BEGIN Records for this exercise
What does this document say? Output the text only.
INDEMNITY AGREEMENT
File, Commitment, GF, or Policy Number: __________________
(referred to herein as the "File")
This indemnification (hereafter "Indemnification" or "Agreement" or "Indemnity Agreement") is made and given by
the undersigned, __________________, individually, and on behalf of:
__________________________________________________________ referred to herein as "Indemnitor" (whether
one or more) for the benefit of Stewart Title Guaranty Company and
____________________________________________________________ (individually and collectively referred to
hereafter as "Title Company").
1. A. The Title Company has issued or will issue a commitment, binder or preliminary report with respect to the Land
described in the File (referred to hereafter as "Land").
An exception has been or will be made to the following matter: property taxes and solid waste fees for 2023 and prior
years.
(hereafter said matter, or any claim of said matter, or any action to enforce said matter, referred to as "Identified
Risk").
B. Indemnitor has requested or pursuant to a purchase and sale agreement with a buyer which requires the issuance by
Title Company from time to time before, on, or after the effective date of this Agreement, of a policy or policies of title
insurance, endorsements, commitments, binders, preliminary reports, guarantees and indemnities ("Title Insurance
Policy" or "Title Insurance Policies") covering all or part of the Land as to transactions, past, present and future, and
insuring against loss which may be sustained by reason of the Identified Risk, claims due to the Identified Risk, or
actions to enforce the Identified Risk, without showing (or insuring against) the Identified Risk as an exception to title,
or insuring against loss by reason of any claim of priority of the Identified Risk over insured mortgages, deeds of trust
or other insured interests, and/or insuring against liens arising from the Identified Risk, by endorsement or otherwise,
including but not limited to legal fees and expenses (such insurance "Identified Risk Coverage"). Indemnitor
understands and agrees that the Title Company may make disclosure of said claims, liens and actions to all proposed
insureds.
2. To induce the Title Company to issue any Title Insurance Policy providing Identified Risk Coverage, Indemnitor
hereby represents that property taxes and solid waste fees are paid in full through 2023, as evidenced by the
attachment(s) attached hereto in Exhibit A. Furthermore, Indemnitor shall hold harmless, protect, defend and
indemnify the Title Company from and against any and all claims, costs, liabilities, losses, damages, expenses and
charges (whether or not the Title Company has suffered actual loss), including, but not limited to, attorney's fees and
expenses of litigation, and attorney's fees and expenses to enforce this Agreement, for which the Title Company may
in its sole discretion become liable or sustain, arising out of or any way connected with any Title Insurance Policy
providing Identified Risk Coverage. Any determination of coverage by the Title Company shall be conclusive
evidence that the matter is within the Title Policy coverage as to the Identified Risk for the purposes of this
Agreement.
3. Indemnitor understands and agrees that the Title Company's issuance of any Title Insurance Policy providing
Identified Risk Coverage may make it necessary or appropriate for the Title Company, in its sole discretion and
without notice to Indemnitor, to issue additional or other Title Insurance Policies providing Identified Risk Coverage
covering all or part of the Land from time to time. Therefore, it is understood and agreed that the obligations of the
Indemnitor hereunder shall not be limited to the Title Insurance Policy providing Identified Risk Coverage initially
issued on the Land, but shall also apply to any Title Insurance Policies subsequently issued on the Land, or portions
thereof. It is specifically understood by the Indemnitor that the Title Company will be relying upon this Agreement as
END Records for this exercise
#### [Your task]
In full and verbatim, repeat the records given above.

#### [Result of the task]
What does this document say? Output the text only.
INDEMNITY AGREEMENT
File, Commitment, GF, or Policy Number: __________________
(referred to herein as the "File")
This indemnification (hereafter "Indemnification" or "Agreement" or "Indemnity Agreement") is made and given by
the undersigned, __________________, individually, and on behalf of:
__________________________________________________________ referred to herein as "Indemnitor" (whether
one or more) for the benefit of Stewart Title Guaranty Company and
____________________________________________________________ (individually and collectively referred to
hereafter as "Title Company").
1. A. The Title Company has issued or will issue a commitment, binder or preliminary report with respect to the Land
described in the File (referred to hereafter as "Land").
An exception has been or will be made to the following matter: property taxes and solid waste fees for 2023 and prior
years.
(hereafter said matter, or any claim of said matter, or any action to enforce said matter, referred to as "Identified
Risk").
B. Indemnitor has requested or pursuant to a purchase and sale agreement with a buyer which requires the issuance by
Title Company from time to time before, on, or after the effective date of this Agreement, of a policy or policies of title
insurance, endorsements, commitments, binders, preliminary reports, guarantees and indemnities ("Title Insurance
Policy" or "Title Insurance Policies") covering all or part of the Land as to transactions, past, present and future, and
insuring against loss which may be sustained by reason of the Identified Risk, claims due to the Identified Risk, or
actions to enforce the Identified Risk, without showing (or insuring against) the Identified Risk as an exception to title,
or insuring against loss by reason of any claim of priority of the Identified Risk over insured mortgages, deeds of trust
or other insured interests, and/or insuring against liens arising from the Identified Risk, by endorsement or otherwise,
including but not limited to legal fees and expenses (such insurance "Identified Risk Coverage"). Indemnitor
understands and agrees that the Title Company may make disclosure of said claims, liens and actions to all proposed
insureds.
2. To induce the Title Company to issue any Title Insurance Policy providing Identified Risk Coverage, Indemnitor
hereby represents that property taxes and solid waste fees are paid in full through 2023, as evidenced by the
attachment(s) attached hereto in Exhibit A. Furthermore, Indemnitor shall hold harmless, protect, defend and
indemnify the Title Company from and against any and all claims, costs, liabilities, losses, damages, expenses and
charges (whether or not the Title Company has suffered actual loss), including, but not limited to, attorney's fees and
expenses of litigation, and attorney's fees and expenses to enforce this Agreement, for which the Title Company may
in its sole discretion become liable or sustain, arising out of or any way connected with any Title Insurance Policy
providing Identified Risk Coverage. Any determination of coverage by the Title Company shall be conclusive
evidence that the matter is within the Title Policy coverage as to the Identified Risk for the purposes of this
Agreement.
3. Indemnitor understands and agrees that the Title Company's issuance of any Title Insurance Policy providing
Identified Risk Coverage may make it necessary or appropriate for the Title Company, in its sole discretion and
without notice to Indemnitor, to issue additional or other Title Insurance Policies providing Identified Risk Coverage
covering all or part of the Land from time to time. Therefore, it is understood and agreed that the obligations of the
Indemnitor hereunder shall not be limited to the Title Insurance Policy providing Identified Risk Coverage initially
issued on the Land, but shall also apply to any Title Insurance Policies subsequently issued on the Land, or portions
thereof. It is specifically understood by the Indemnitor that the Title Company will be relying upon this Agreement as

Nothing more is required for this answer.